INSTRUCTIONS TO FOLLOW — Repeat the data from the line with "x-tick-label: 11 xyxy=(802,511,813,523)" to the line with "corner-label: 1234 xyxy=(1280,440,1305,452)", including both of those lines, with no changes.

GIVEN DATA —

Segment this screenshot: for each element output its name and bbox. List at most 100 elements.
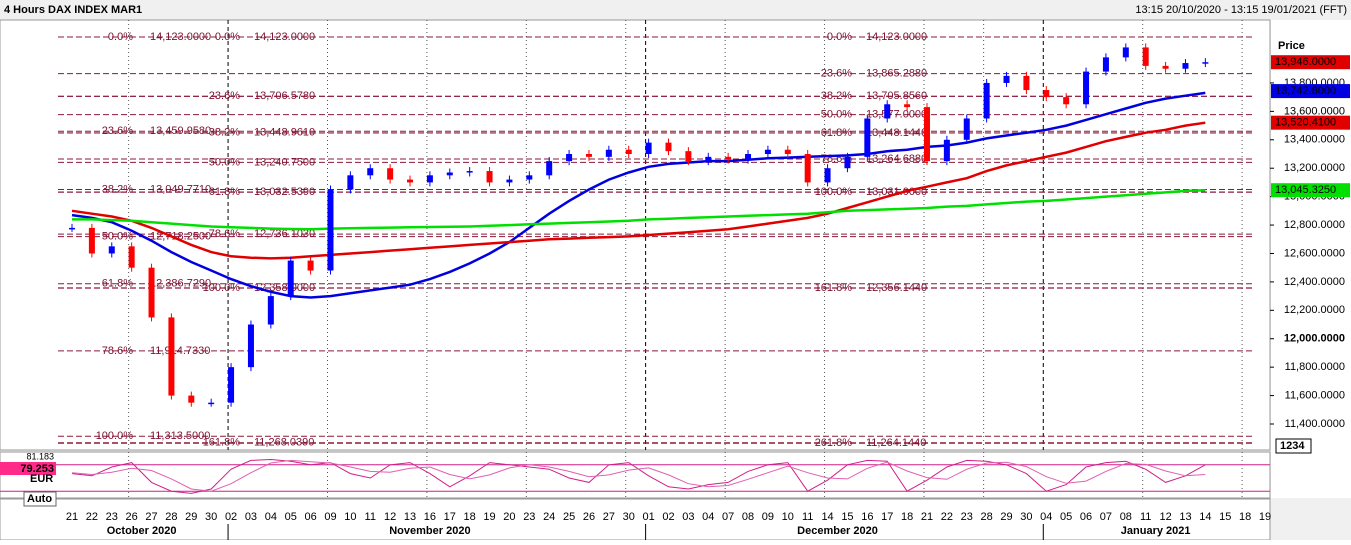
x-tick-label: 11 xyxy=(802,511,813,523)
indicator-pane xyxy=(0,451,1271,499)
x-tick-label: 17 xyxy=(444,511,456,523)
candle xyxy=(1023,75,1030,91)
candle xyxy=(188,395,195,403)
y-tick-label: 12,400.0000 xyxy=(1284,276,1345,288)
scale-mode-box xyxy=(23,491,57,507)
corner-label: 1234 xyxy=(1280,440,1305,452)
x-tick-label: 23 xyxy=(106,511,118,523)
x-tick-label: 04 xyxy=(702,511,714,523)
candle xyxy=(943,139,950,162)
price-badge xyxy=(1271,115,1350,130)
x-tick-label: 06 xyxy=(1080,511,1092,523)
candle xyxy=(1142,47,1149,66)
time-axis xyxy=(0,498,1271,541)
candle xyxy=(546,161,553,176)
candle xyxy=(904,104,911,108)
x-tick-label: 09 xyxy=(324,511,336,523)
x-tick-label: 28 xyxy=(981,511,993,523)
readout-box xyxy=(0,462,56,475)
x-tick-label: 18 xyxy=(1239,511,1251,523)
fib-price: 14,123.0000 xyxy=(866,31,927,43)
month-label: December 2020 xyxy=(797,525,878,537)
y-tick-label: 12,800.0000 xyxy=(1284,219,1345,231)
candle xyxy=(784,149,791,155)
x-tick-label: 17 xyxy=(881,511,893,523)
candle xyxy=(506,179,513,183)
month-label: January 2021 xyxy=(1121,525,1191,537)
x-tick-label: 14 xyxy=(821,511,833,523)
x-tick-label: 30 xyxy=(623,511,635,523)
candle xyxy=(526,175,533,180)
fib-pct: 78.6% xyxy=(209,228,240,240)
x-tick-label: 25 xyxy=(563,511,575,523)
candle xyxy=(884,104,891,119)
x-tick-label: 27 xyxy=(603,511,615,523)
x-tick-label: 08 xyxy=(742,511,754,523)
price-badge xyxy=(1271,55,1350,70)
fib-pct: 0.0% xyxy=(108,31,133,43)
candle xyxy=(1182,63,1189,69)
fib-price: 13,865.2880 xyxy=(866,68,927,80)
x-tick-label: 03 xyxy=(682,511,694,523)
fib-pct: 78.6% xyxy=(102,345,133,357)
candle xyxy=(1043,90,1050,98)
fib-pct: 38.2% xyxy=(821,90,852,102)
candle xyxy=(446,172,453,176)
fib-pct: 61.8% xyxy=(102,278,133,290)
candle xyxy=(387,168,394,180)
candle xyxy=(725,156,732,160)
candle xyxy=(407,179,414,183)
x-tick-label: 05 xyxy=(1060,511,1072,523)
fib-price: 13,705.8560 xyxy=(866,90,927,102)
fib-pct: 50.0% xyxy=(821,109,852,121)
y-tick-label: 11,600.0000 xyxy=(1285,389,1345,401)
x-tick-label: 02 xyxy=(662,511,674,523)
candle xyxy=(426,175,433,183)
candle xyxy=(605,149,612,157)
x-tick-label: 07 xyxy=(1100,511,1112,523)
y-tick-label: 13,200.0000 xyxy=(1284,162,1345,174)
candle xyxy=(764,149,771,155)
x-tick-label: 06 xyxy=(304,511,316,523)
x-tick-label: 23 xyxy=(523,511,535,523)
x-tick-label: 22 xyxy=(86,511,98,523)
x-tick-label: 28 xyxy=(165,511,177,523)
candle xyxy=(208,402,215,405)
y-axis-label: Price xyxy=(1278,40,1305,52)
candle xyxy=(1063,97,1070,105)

ANSWER TO THE PROBLEM —
x-tick-label: 11 xyxy=(802,511,813,523)
indicator-pane xyxy=(0,451,1271,499)
x-tick-label: 17 xyxy=(444,511,456,523)
candle xyxy=(1023,75,1030,91)
candle xyxy=(188,395,195,403)
y-tick-label: 12,400.0000 xyxy=(1284,276,1345,288)
scale-mode-box xyxy=(23,491,57,507)
corner-label: 1234 xyxy=(1280,440,1305,452)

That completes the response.